● Document excerpt:
The aerial will be mounted horizontally and pointing towards Sutton Coldfield. Until the 700MHz frequency changes earlier this year, our current aerial could not receive COM7, COM8 or the Local mux due to co-channel interference from Mendip (also using UHF33, 35 and 51 for these muxes). Mendip is almost 180 degrees relative to Sutton Coldfield, so its signals were hitting the rear of the aerial and knocking out Sutton Coldfield.

I can now receive COM7 and COM8 as they are on different frequencies to Mendip, but when Mendip's frequencies change to 55 and 56 next year, I expect to lose these with the current aerial. I'd also like to receive the Local mux (on UHF48) too - this briefly appeared but was lost after Bromsgrove's ARQB moved to channel 48 (vertically polarised). Bromsgrove is almost in-line with Sutton Coldfield from my location (5degrees difference).

● What to work on: Continue the passage on TV aerial reception from Sutton Coldfield, picking up after its final sentence.

● Data provided:
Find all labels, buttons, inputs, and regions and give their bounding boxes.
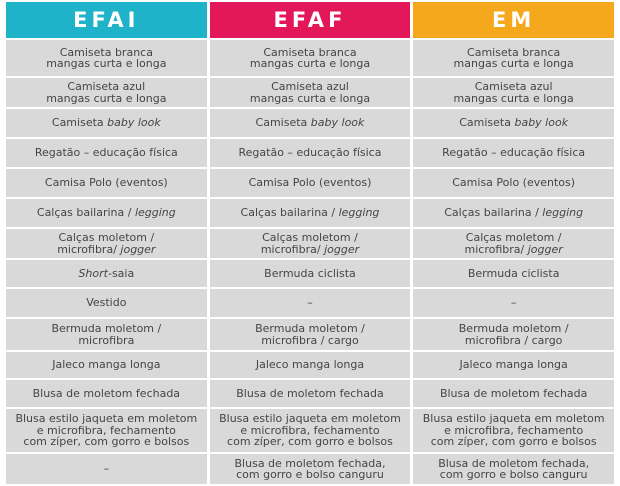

● Result of the exercise:
Am I best going for a longer aerial with more elements, a high gain figure, and/or a high front-to-back ratio? I've been looking at the following:

Fracarro Omega 8
Gain 16
Front-to-back 32
Beam width 22

Antiference XG10
Gain 14.9
Front-to-back 26
Beam width 16

Antiference XT48F
Gain 16
Front-to-back 29
Beam width 26

Antiference TCX18T
Gain 15.7
Front-to-back 22
Beam width 19

Vision V1048LF
Gain 13.8
Front-to-back 26
Beam width 15

Triax 108451
Gain 14.5
Front-to-back 25
Beam width 15


Any suggestions gratefully received!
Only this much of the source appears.